WHAT THE TASK ASKS -> Return all of the data exactly as written, without the pictures.

# start of RECORDS

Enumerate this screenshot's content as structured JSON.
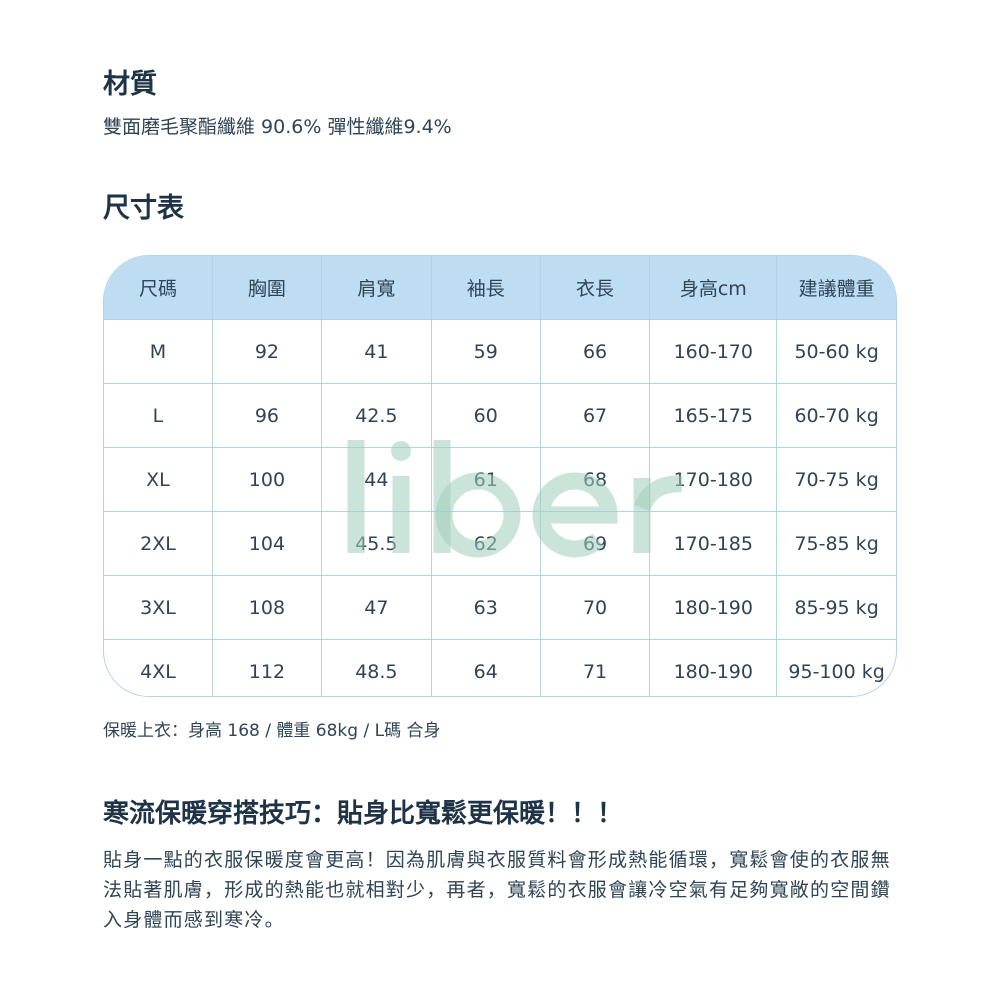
{
  "material": {
    "title": "材質",
    "text": "雙面磨毛聚酯纖維 90.6%  彈性纖維9.4%"
  },
  "size_chart": {
    "title": "尺寸表",
    "headers": [
      "尺碼",
      "胸圍",
      "肩寬",
      "袖長",
      "衣長",
      "身高cm",
      "建議體重"
    ],
    "rows": [
      [
        "M",
        "92",
        "41",
        "59",
        "66",
        "160-170",
        "50-60 kg"
      ],
      [
        "L",
        "96",
        "42.5",
        "60",
        "67",
        "165-175",
        "60-70 kg"
      ],
      [
        "XL",
        "100",
        "44",
        "61",
        "68",
        "170-180",
        "70-75 kg"
      ],
      [
        "2XL",
        "104",
        "45.5",
        "62",
        "69",
        "170-185",
        "75-85 kg"
      ],
      [
        "3XL",
        "108",
        "47",
        "63",
        "70",
        "180-190",
        "85-95 kg"
      ],
      [
        "4XL",
        "112",
        "48.5",
        "64",
        "71",
        "180-190",
        "95-100 kg"
      ]
    ],
    "watermark": "liber",
    "note": "保暖上衣：身高 168 / 體重 68kg / L碼 合身"
  },
  "tips": {
    "title": "寒流保暖穿搭技巧：貼身比寬鬆更保暖！！！",
    "text": "貼身一點的衣服保暖度會更高！因為肌膚與衣服質料會形成熱能循環，寬鬆會使的衣服無法貼著肌膚，形成的熱能也就相對少，再者，寬鬆的衣服會讓冷空氣有足夠寬敞的空間鑽入身體而感到寒冷。"
  },
  "colors": {
    "header_bg": "#bedcf2",
    "border": "#b4d3e2",
    "text": "#2f4455"
  }
}
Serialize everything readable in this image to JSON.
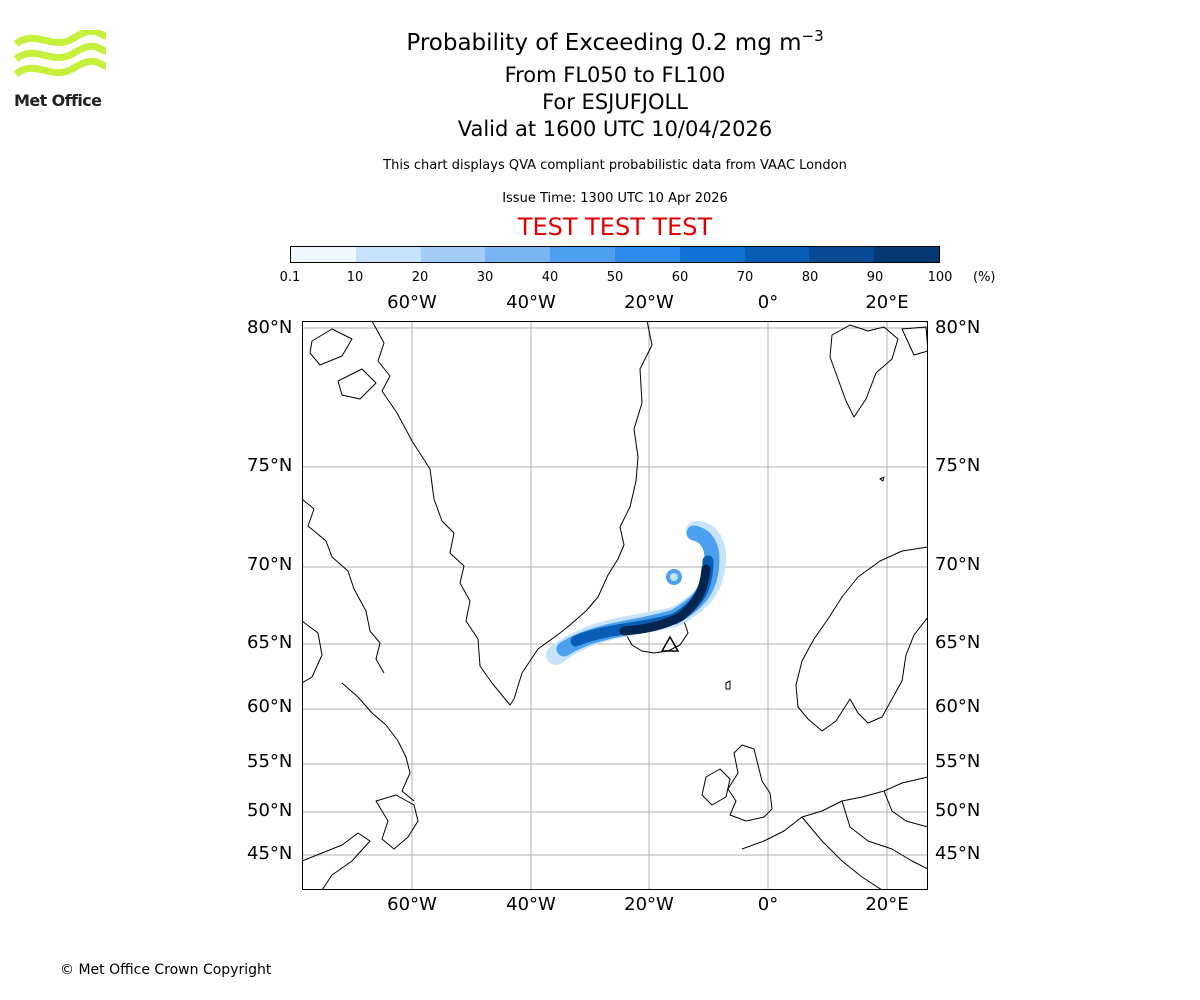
{
  "header": {
    "title_prefix": "Probability of Exceeding 0.2 mg m",
    "title_exponent": "−3",
    "level_range": "From FL050 to FL100",
    "volcano": "For ESJUFJOLL",
    "valid_time": "Valid at 1600 UTC 10/04/2026",
    "disclaimer": "This chart displays QVA compliant probabilistic data from VAAC London",
    "issue_time": "Issue Time: 1300 UTC 10 Apr 2026",
    "test_banner": "TEST TEST TEST"
  },
  "logo": {
    "text": "Met Office",
    "color": "#c6f03c"
  },
  "colorbar": {
    "ticks": [
      "0.1",
      "10",
      "20",
      "30",
      "40",
      "50",
      "60",
      "70",
      "80",
      "90",
      "100"
    ],
    "unit": "(%)",
    "colors": [
      "#eef6ff",
      "#c7e2fb",
      "#a3cdf7",
      "#77b6f3",
      "#4da0ef",
      "#2a8bea",
      "#0f73d6",
      "#0a5db5",
      "#084a94",
      "#053873",
      "#042550"
    ]
  },
  "map": {
    "lon_labels": [
      "60°W",
      "40°W",
      "20°W",
      "0°",
      "20°E"
    ],
    "lat_labels": [
      "80°N",
      "75°N",
      "70°N",
      "65°N",
      "60°N",
      "55°N",
      "50°N",
      "45°N"
    ],
    "grid_color": "#b0b0b0",
    "plume_colors": {
      "low": "#c7e2fb",
      "mid": "#4da0ef",
      "high": "#0a5db5",
      "core": "#042550"
    }
  },
  "footer": {
    "copyright": "© Met Office Crown Copyright"
  }
}
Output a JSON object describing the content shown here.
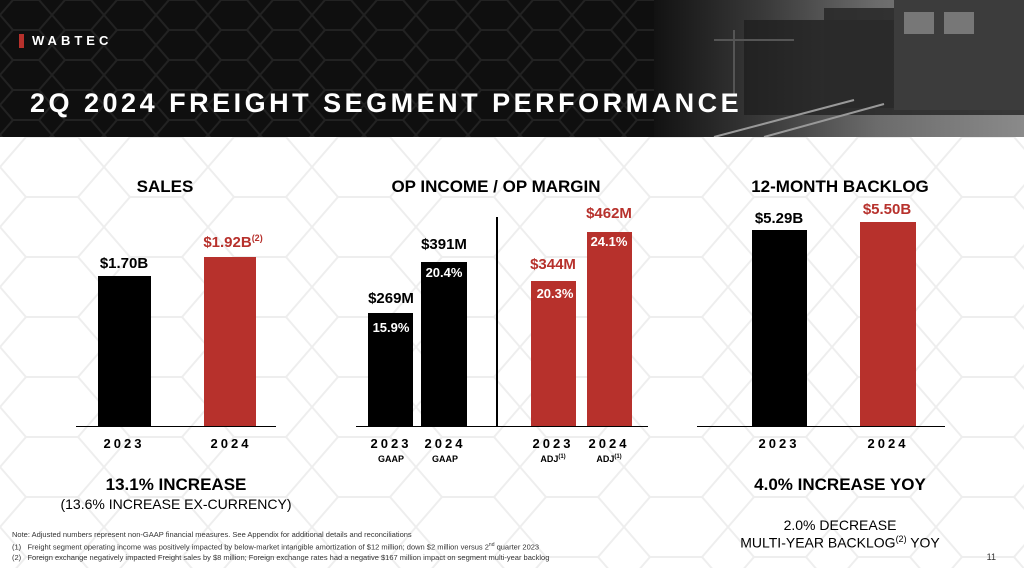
{
  "brand": "WABTEC",
  "title": "2Q 2024 FREIGHT SEGMENT PERFORMANCE",
  "colors": {
    "accent": "#b7312c",
    "dark": "#000000",
    "header_bg": "#0f0f0f"
  },
  "sales": {
    "title": "SALES",
    "bar_2023_label": "$1.70B",
    "bar_2024_label": "$1.92B",
    "bar_2024_note": "(2)",
    "year_2023": "2023",
    "year_2024": "2024",
    "summary": "13.1% INCREASE",
    "summary_sub": "(13.6% INCREASE EX-CURRENCY)"
  },
  "op_income": {
    "title": "OP INCOME / OP MARGIN",
    "gaap_2023_value": "$269M",
    "gaap_2023_margin": "15.9%",
    "gaap_2024_value": "$391M",
    "gaap_2024_margin": "20.4%",
    "adj_2023_value": "$344M",
    "adj_2023_margin": "20.3%",
    "adj_2024_value": "$462M",
    "adj_2024_margin": "24.1%",
    "year_2023": "2023",
    "year_2024": "2024",
    "gaap_label": "GAAP",
    "adj_label": "ADJ",
    "adj_note": "(1)"
  },
  "backlog": {
    "title": "12-MONTH BACKLOG",
    "bar_2023_label": "$5.29B",
    "bar_2024_label": "$5.50B",
    "year_2023": "2023",
    "year_2024": "2024",
    "summary": "4.0% INCREASE YOY",
    "sub_line1": "2.0% DECREASE",
    "sub_line2_pre": "MULTI-YEAR BACKLOG",
    "sub_line2_note": "(2)",
    "sub_line2_post": " YOY"
  },
  "chart_data": [
    {
      "type": "bar",
      "title": "SALES",
      "categories": [
        "2023",
        "2024"
      ],
      "values": [
        1.7,
        1.92
      ],
      "unit": "$B"
    },
    {
      "type": "bar",
      "title": "OP INCOME / OP MARGIN",
      "categories": [
        "2023 GAAP",
        "2024 GAAP",
        "2023 ADJ(1)",
        "2024 ADJ(1)"
      ],
      "series": [
        {
          "name": "Op Income ($M)",
          "values": [
            269,
            391,
            344,
            462
          ]
        },
        {
          "name": "Op Margin (%)",
          "values": [
            15.9,
            20.4,
            20.3,
            24.1
          ]
        }
      ]
    },
    {
      "type": "bar",
      "title": "12-MONTH BACKLOG",
      "categories": [
        "2023",
        "2024"
      ],
      "values": [
        5.29,
        5.5
      ],
      "unit": "$B"
    }
  ],
  "notes": {
    "line0": "Note: Adjusted numbers represent non-GAAP financial measures. See Appendix for additional details and reconciliations",
    "line1_num": "(1)",
    "line1_pre": "Freight segment operating income was positively impacted by below-market intangible amortization of $12 million; down $2 million versus 2",
    "line1_sup": "nd",
    "line1_post": " quarter 2023",
    "line2_num": "(2)",
    "line2": "Foreign exchange negatively impacted Freight sales by $8 million; Foreign exchange rates had a negative $167 million impact on segment multi-year backlog"
  },
  "page_number": "11"
}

# end of RECORDS

RESULT OF THIS TASK ->
Enumerate this screenshot's content as structured JSON.
{
  "material": {
    "title": "材質",
    "text": "雙面磨毛聚酯纖維 90.6%  彈性纖維9.4%"
  },
  "size_chart": {
    "title": "尺寸表",
    "headers": [
      "尺碼",
      "胸圍",
      "肩寬",
      "袖長",
      "衣長",
      "身高cm",
      "建議體重"
    ],
    "rows": [
      [
        "M",
        "92",
        "41",
        "59",
        "66",
        "160-170",
        "50-60 kg"
      ],
      [
        "L",
        "96",
        "42.5",
        "60",
        "67",
        "165-175",
        "60-70 kg"
      ],
      [
        "XL",
        "100",
        "44",
        "61",
        "68",
        "170-180",
        "70-75 kg"
      ],
      [
        "2XL",
        "104",
        "45.5",
        "62",
        "69",
        "170-185",
        "75-85 kg"
      ],
      [
        "3XL",
        "108",
        "47",
        "63",
        "70",
        "180-190",
        "85-95 kg"
      ],
      [
        "4XL",
        "112",
        "48.5",
        "64",
        "71",
        "180-190",
        "95-100 kg"
      ]
    ],
    "watermark": "liber",
    "note": "保暖上衣：身高 168 / 體重 68kg / L碼 合身"
  },
  "tips": {
    "title": "寒流保暖穿搭技巧：貼身比寬鬆更保暖！！！",
    "text": "貼身一點的衣服保暖度會更高！因為肌膚與衣服質料會形成熱能循環，寬鬆會使的衣服無法貼著肌膚，形成的熱能也就相對少，再者，寬鬆的衣服會讓冷空氣有足夠寬敞的空間鑽入身體而感到寒冷。"
  },
  "colors": {
    "header_bg": "#bedcf2",
    "border": "#b4d3e2",
    "text": "#2f4455"
  }
}
Serialize everything readable in this image to JSON.
{
  "header": {
    "title_prefix": "Probability of Exceeding 0.2 mg m",
    "title_exponent": "−3",
    "level_range": "From FL050 to FL100",
    "volcano": "For ESJUFJOLL",
    "valid_time": "Valid at 1600 UTC 10/04/2026",
    "disclaimer": "This chart displays QVA compliant probabilistic data from VAAC London",
    "issue_time": "Issue Time: 1300 UTC 10 Apr 2026",
    "test_banner": "TEST TEST TEST"
  },
  "logo": {
    "text": "Met Office",
    "color": "#c6f03c"
  },
  "colorbar": {
    "ticks": [
      "0.1",
      "10",
      "20",
      "30",
      "40",
      "50",
      "60",
      "70",
      "80",
      "90",
      "100"
    ],
    "unit": "(%)",
    "colors": [
      "#eef6ff",
      "#c7e2fb",
      "#a3cdf7",
      "#77b6f3",
      "#4da0ef",
      "#2a8bea",
      "#0f73d6",
      "#0a5db5",
      "#084a94",
      "#053873",
      "#042550"
    ]
  },
  "map": {
    "lon_labels": [
      "60°W",
      "40°W",
      "20°W",
      "0°",
      "20°E"
    ],
    "lat_labels": [
      "80°N",
      "75°N",
      "70°N",
      "65°N",
      "60°N",
      "55°N",
      "50°N",
      "45°N"
    ],
    "grid_color": "#b0b0b0",
    "plume_colors": {
      "low": "#c7e2fb",
      "mid": "#4da0ef",
      "high": "#0a5db5",
      "core": "#042550"
    }
  },
  "footer": {
    "copyright": "© Met Office Crown Copyright"
  }
}
Output a JSON object describing the content shown here.
{
  "brand": "WABTEC",
  "title": "2Q 2024 FREIGHT SEGMENT PERFORMANCE",
  "colors": {
    "accent": "#b7312c",
    "dark": "#000000",
    "header_bg": "#0f0f0f"
  },
  "sales": {
    "title": "SALES",
    "bar_2023_label": "$1.70B",
    "bar_2024_label": "$1.92B",
    "bar_2024_note": "(2)",
    "year_2023": "2023",
    "year_2024": "2024",
    "summary": "13.1% INCREASE",
    "summary_sub": "(13.6% INCREASE EX-CURRENCY)"
  },
  "op_income": {
    "title": "OP INCOME / OP MARGIN",
    "gaap_2023_value": "$269M",
    "gaap_2023_margin": "15.9%",
    "gaap_2024_value": "$391M",
    "gaap_2024_margin": "20.4%",
    "adj_2023_value": "$344M",
    "adj_2023_margin": "20.3%",
    "adj_2024_value": "$462M",
    "adj_2024_margin": "24.1%",
    "year_2023": "2023",
    "year_2024": "2024",
    "gaap_label": "GAAP",
    "adj_label": "ADJ",
    "adj_note": "(1)"
  },
  "backlog": {
    "title": "12-MONTH BACKLOG",
    "bar_2023_label": "$5.29B",
    "bar_2024_label": "$5.50B",
    "year_2023": "2023",
    "year_2024": "2024",
    "summary": "4.0% INCREASE YOY",
    "sub_line1": "2.0% DECREASE",
    "sub_line2_pre": "MULTI-YEAR BACKLOG",
    "sub_line2_note": "(2)",
    "sub_line2_post": " YOY"
  },
  "chart_data": [
    {
      "type": "bar",
      "title": "SALES",
      "categories": [
        "2023",
        "2024"
      ],
      "values": [
        1.7,
        1.92
      ],
      "unit": "$B"
    },
    {
      "type": "bar",
      "title": "OP INCOME / OP MARGIN",
      "categories": [
        "2023 GAAP",
        "2024 GAAP",
        "2023 ADJ(1)",
        "2024 ADJ(1)"
      ],
      "series": [
        {
          "name": "Op Income ($M)",
          "values": [
            269,
            391,
            344,
            462
          ]
        },
        {
          "name": "Op Margin (%)",
          "values": [
            15.9,
            20.4,
            20.3,
            24.1
          ]
        }
      ]
    },
    {
      "type": "bar",
      "title": "12-MONTH BACKLOG",
      "categories": [
        "2023",
        "2024"
      ],
      "values": [
        5.29,
        5.5
      ],
      "unit": "$B"
    }
  ],
  "notes": {
    "line0": "Note: Adjusted numbers represent non-GAAP financial measures. See Appendix for additional details and reconciliations",
    "line1_num": "(1)",
    "line1_pre": "Freight segment operating income was positively impacted by below-market intangible amortization of $12 million; down $2 million versus 2",
    "line1_sup": "nd",
    "line1_post": " quarter 2023",
    "line2_num": "(2)",
    "line2": "Foreign exchange negatively impacted Freight sales by $8 million; Foreign exchange rates had a negative $167 million impact on segment multi-year backlog"
  },
  "page_number": "11"
}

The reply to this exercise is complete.